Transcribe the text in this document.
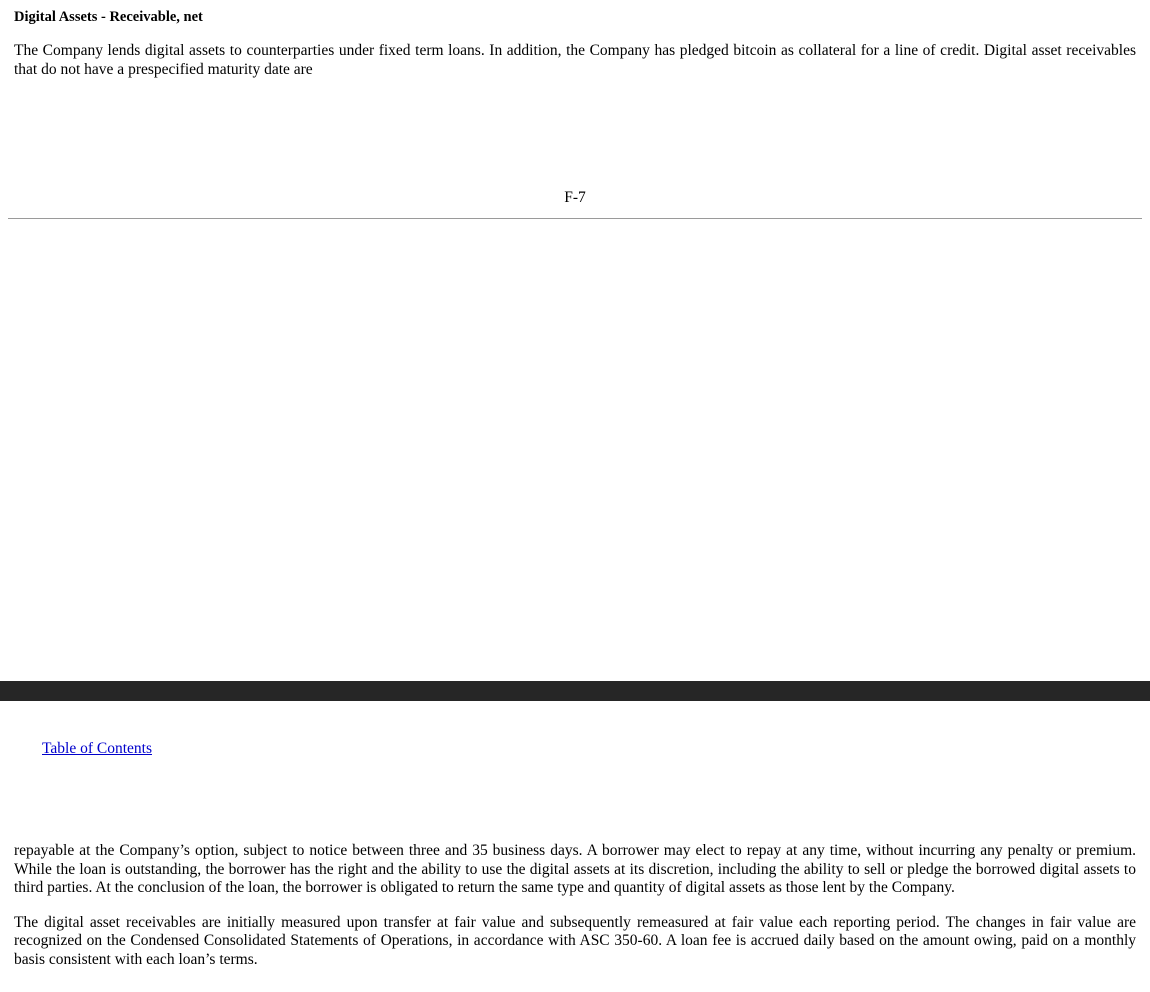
Digital Assets - Receivable, net

The Company lends digital assets to counterparties under fixed term loans. In addition, the Company has pledged bitcoin as collateral for a line of credit. Digital asset receivables that do not have a prespecified maturity date are

F-7
Table of Contents

repayable at the Company’s option, subject to notice between three and 35 business days. A borrower may elect to repay at any time, without incurring any penalty or premium. While the loan is outstanding, the borrower has the right and the ability to use the digital assets at its discretion, including the ability to sell or pledge the borrowed digital assets to third parties. At the conclusion of the loan, the borrower is obligated to return the same type and quantity of digital assets as those lent by the Company.

The digital asset receivables are initially measured upon transfer at fair value and subsequently remeasured at fair value each reporting period. The changes in fair value are recognized on the Condensed Consolidated Statements of Operations, in accordance with ASC 350-60. A loan fee is accrued daily based on the amount owing, paid on a monthly basis consistent with each loan’s terms.
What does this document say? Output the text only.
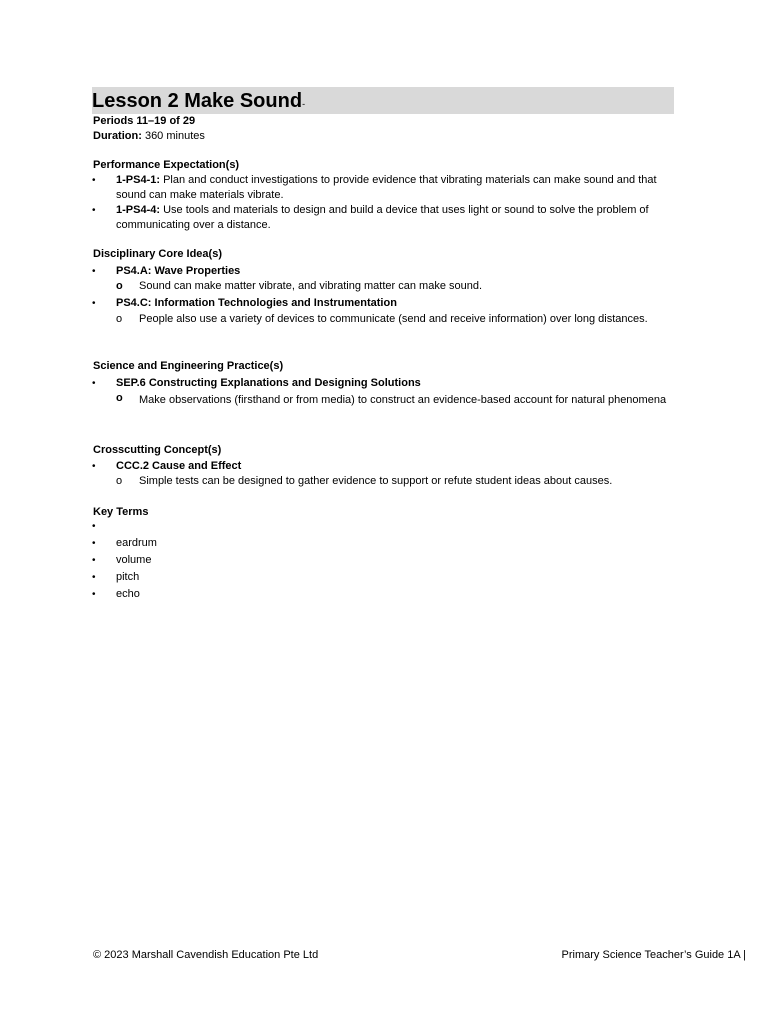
Lesson 2 Make Sound-
Periods 11–19 of 29
Duration: 360 minutes
Performance Expectation(s)
• 1-PS4-1: Plan and conduct investigations to provide evidence that vibrating materials can make sound and that sound can make materials vibrate.
• 1-PS4-4: Use tools and materials to design and build a device that uses light or sound to solve the problem of communicating over a distance.
Disciplinary Core Idea(s)
• PS4.A: Wave Properties
o Sound can make matter vibrate, and vibrating matter can make sound.
• PS4.C: Information Technologies and Instrumentation
o People also use a variety of devices to communicate (send and receive information) over long distances.
Science and Engineering Practice(s)
• SEP.6 Constructing Explanations and Designing Solutions
o Make observations (firsthand or from media) to construct an evidence-based account for natural phenomena
Crosscutting Concept(s)
• CCC.2 Cause and Effect
o Simple tests can be designed to gather evidence to support or refute student ideas about causes.
Key Terms
•
• eardrum
• volume
• pitch
• echo
© 2023 Marshall Cavendish Education Pte Ltd	Primary Science Teacher’s Guide 1A |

++++++

**WORK TO DO**. Return each line from the material above exactly, but not the pictures.

**RESULT OF THE TASK**.
Transcribe the text in this document.
Digital Assets - Receivable, net

The Company lends digital assets to counterparties under fixed term loans. In addition, the Company has pledged bitcoin as collateral for a line of credit. Digital asset receivables that do not have a prespecified maturity date are

F-7
Table of Contents

repayable at the Company’s option, subject to notice between three and 35 business days. A borrower may elect to repay at any time, without incurring any penalty or premium. While the loan is outstanding, the borrower has the right and the ability to use the digital assets at its discretion, including the ability to sell or pledge the borrowed digital assets to third parties. At the conclusion of the loan, the borrower is obligated to return the same type and quantity of digital assets as those lent by the Company.

The digital asset receivables are initially measured upon transfer at fair value and subsequently remeasured at fair value each reporting period. The changes in fair value are recognized on the Condensed Consolidated Statements of Operations, in accordance with ASC 350-60. A loan fee is accrued daily based on the amount owing, paid on a monthly basis consistent with each loan’s terms.
What does this document say? Output the text only.
Lesson 2 Make Sound-
Periods 11–19 of 29
Duration: 360 minutes
Performance Expectation(s)
• 1-PS4-1: Plan and conduct investigations to provide evidence that vibrating materials can make sound and that sound can make materials vibrate.
• 1-PS4-4: Use tools and materials to design and build a device that uses light or sound to solve the problem of communicating over a distance.
Disciplinary Core Idea(s)
• PS4.A: Wave Properties
o Sound can make matter vibrate, and vibrating matter can make sound.
• PS4.C: Information Technologies and Instrumentation
o People also use a variety of devices to communicate (send and receive information) over long distances.
Science and Engineering Practice(s)
• SEP.6 Constructing Explanations and Designing Solutions
o Make observations (firsthand or from media) to construct an evidence-based account for natural phenomena
Crosscutting Concept(s)
• CCC.2 Cause and Effect
o Simple tests can be designed to gather evidence to support or refute student ideas about causes.
Key Terms
•
• eardrum
• volume
• pitch
• echo
© 2023 Marshall Cavendish Education Pte Ltd	Primary Science Teacher’s Guide 1A |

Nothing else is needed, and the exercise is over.